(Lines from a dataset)
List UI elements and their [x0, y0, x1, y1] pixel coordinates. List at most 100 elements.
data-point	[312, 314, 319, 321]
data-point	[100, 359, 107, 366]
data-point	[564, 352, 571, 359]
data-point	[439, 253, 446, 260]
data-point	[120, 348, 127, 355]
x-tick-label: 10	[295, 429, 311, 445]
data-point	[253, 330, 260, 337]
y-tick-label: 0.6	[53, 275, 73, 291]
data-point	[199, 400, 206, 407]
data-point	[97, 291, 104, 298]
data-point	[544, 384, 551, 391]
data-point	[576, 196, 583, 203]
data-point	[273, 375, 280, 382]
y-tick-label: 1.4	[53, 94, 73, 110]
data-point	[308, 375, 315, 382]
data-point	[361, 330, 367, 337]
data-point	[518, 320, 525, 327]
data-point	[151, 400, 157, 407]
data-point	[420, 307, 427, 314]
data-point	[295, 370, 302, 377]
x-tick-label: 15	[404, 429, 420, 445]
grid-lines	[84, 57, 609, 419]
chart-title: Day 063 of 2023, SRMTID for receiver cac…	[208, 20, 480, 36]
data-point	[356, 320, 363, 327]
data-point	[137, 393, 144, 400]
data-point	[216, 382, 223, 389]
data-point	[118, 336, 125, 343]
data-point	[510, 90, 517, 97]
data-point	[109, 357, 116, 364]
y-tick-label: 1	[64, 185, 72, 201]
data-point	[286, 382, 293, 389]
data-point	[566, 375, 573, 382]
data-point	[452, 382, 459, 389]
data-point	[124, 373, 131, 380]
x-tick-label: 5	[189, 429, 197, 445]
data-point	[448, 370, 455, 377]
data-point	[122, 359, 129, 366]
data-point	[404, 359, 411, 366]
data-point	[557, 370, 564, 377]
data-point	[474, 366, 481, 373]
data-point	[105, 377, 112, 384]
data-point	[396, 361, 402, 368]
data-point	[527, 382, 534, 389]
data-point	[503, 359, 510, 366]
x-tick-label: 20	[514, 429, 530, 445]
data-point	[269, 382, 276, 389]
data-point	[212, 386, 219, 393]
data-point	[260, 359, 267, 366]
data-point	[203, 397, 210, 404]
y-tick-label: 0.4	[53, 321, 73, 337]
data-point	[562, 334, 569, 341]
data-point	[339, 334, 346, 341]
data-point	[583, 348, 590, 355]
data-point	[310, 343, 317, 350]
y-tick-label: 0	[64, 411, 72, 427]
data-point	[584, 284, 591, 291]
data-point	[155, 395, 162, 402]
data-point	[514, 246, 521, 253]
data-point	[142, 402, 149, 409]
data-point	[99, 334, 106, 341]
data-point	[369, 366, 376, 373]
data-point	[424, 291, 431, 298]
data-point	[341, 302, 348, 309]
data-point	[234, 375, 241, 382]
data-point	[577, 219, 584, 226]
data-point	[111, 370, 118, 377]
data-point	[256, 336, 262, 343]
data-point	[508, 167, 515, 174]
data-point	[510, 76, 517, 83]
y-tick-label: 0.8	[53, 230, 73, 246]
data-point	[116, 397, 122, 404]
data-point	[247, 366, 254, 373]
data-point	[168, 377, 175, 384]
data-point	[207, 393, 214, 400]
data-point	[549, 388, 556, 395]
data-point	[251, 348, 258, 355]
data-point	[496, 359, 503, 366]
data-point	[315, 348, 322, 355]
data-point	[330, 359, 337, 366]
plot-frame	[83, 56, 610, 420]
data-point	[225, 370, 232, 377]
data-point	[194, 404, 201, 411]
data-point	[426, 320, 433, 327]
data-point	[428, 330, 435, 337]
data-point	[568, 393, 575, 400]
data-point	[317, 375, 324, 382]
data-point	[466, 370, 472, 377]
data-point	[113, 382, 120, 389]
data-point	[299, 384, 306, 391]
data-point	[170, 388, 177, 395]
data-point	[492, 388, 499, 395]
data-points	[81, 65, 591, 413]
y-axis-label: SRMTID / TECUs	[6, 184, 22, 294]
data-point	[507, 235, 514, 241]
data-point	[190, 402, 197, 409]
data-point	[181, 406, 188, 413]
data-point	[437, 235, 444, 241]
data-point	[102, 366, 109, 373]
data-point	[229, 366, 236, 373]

▶ Exercise task
Can you give the lines from the start through the one containing "366, 376, 373]" again, swapping "x-tick-label" for "x-axis-tick" and keeping everything else the same?

▶ Response to the task
List UI elements and their [x0, y0, x1, y1] pixel coordinates. List at most 100 elements.
data-point	[312, 314, 319, 321]
data-point	[100, 359, 107, 366]
data-point	[564, 352, 571, 359]
data-point	[439, 253, 446, 260]
data-point	[120, 348, 127, 355]
x-axis-tick: 10	[295, 429, 311, 445]
data-point	[253, 330, 260, 337]
y-tick-label: 0.6	[53, 275, 73, 291]
data-point	[199, 400, 206, 407]
data-point	[97, 291, 104, 298]
data-point	[544, 384, 551, 391]
data-point	[576, 196, 583, 203]
data-point	[273, 375, 280, 382]
y-tick-label: 1.4	[53, 94, 73, 110]
data-point	[308, 375, 315, 382]
data-point	[361, 330, 367, 337]
data-point	[518, 320, 525, 327]
data-point	[151, 400, 157, 407]
data-point	[420, 307, 427, 314]
data-point	[295, 370, 302, 377]
x-axis-tick: 15	[404, 429, 420, 445]
grid-lines	[84, 57, 609, 419]
chart-title: Day 063 of 2023, SRMTID for receiver cac…	[208, 20, 480, 36]
data-point	[356, 320, 363, 327]
data-point	[137, 393, 144, 400]
data-point	[216, 382, 223, 389]
data-point	[118, 336, 125, 343]
data-point	[510, 90, 517, 97]
data-point	[109, 357, 116, 364]
y-tick-label: 1	[64, 185, 72, 201]
data-point	[286, 382, 293, 389]
data-point	[566, 375, 573, 382]
data-point	[452, 382, 459, 389]
data-point	[124, 373, 131, 380]
x-axis-tick: 5	[189, 429, 197, 445]
data-point	[448, 370, 455, 377]
data-point	[122, 359, 129, 366]
data-point	[404, 359, 411, 366]
data-point	[557, 370, 564, 377]
data-point	[474, 366, 481, 373]
data-point	[105, 377, 112, 384]
data-point	[396, 361, 402, 368]
data-point	[527, 382, 534, 389]
data-point	[503, 359, 510, 366]
x-axis-tick: 20	[514, 429, 530, 445]
data-point	[269, 382, 276, 389]
data-point	[212, 386, 219, 393]
data-point	[260, 359, 267, 366]
data-point	[203, 397, 210, 404]
y-tick-label: 0.4	[53, 321, 73, 337]
data-point	[562, 334, 569, 341]
data-point	[339, 334, 346, 341]
data-point	[583, 348, 590, 355]
data-point	[310, 343, 317, 350]
y-tick-label: 0	[64, 411, 72, 427]
data-point	[584, 284, 591, 291]
data-point	[155, 395, 162, 402]
data-point	[514, 246, 521, 253]
data-point	[142, 402, 149, 409]
data-point	[99, 334, 106, 341]
data-point	[369, 366, 376, 373]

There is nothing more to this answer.